EXERCISE 1:
In the passage on concurrent segment search in OpenSearch, what is each shard?
EXERCISE 2:
Write a continuation of the article on concurrent segment search in OpenSearch, starting right after its last sentence.

PASSAGE SHOWN:
━━━

Introducing concurrent segment search in OpenSearch
OpenSearch is a scalable, flexible, and extensible open-source search and analytics engine. It is built on top of Apache Lucene and uses its powerful capabilities to ingest user data and serve search requests with latency in milliseconds.
Users are always looking for ways to improve their search performance. For latency-sensitive use cases, users are fine with scaling their clusters for improved latency at the cost of adding more resources. There are also users who already have available resources in their cluster and are still unable to improve the latency of their search requests. Apache Lucene constantly improves the search algorithms and heuristics, and OpenSearch incorporates those improvements into its engine. Some of them are straightforward optimizations, but others require significant system redesign. Concurrent segment search is a feature that requires non-trivial changes but improves search latency across a variety of workload types.
Background
Before digging into concurrent search, let’s briefly talk about how OpenSearch stores indexes and handles search requests. OpenSearch is a distributed system, usually deployed as a cluster of nodes. Each cluster has one or more data nodes where the indexes are stored. Each index is split into smaller chunks called shards, which are scattered across data nodes. In turn, each shard is an Apache Lucene index, which is composed of segments, each containing a subset of indexed documents, as shown in the following diagram.
The sharding technique allows OpenSearch to scale to massive amounts of data. However, efficiently servicing search queries becomes a challenge.

━━━

STORED DATA:

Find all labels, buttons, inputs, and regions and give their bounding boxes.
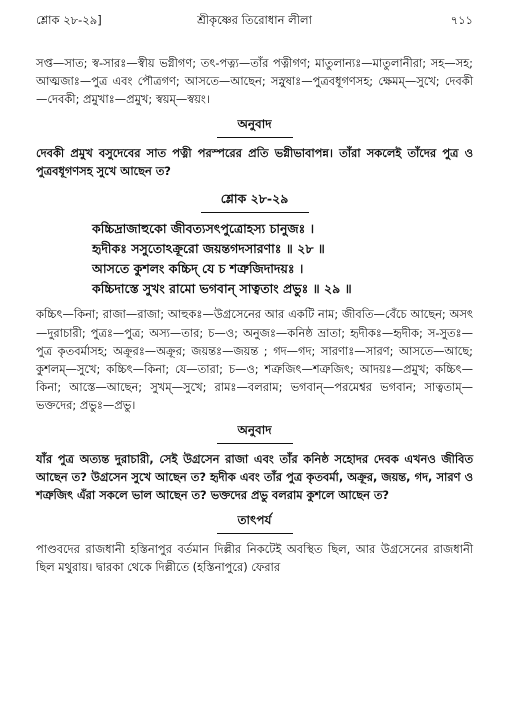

━━━

RIGHT ANSWER 1:
Each shard is an Apache Lucene index made up of segments, each holding a subset of the indexed documents.

RIGHT ANSWER 2:
Scatter/gather mechanism
OpenSearch follows a scatter/gather mechanism when executing search requests and returning responses to the client. When a search
request lands on a cluster node, that node acts as a coordinator for the request. The coordinator determines which indexes and shards will be used to serve a search request and then orchestrates different phases of the search request, such as can_match
, dfs
, query
, and fetch
. Depending on the search request type, one or more phases will be executed. For example, for a request where size
is 0
, the fetch phase is omitted and only the query phase is executed.
Query phase
Let’s now focus on the query phase, where the actual search request processing and document collection happen. After identifying the shards, the coordinator node sends an internal request (let’s call it a shard search request) to each of the shards in batches (limiting the number of shard search requests sent to each node in parallel). When each shard responds back with its set of documents, the coordinator merges the responses and sends the final response back to the client. The following diagram illustrates the communication between the coordinator node and data nodes during the query phase.
Query phase workflow
When a shard receives a search request, it tries to rewrite the query (as needed), creating internal objects such as a query, weights, and a collector tree needed to process the request using Lucene. These represent the various clauses or operations, like filters, terminate_after
, or aggregations, defined in the body of the search request. Once the setup is complete, Lucene’s search API is called to perform the search on all the segments of the shard sequentially.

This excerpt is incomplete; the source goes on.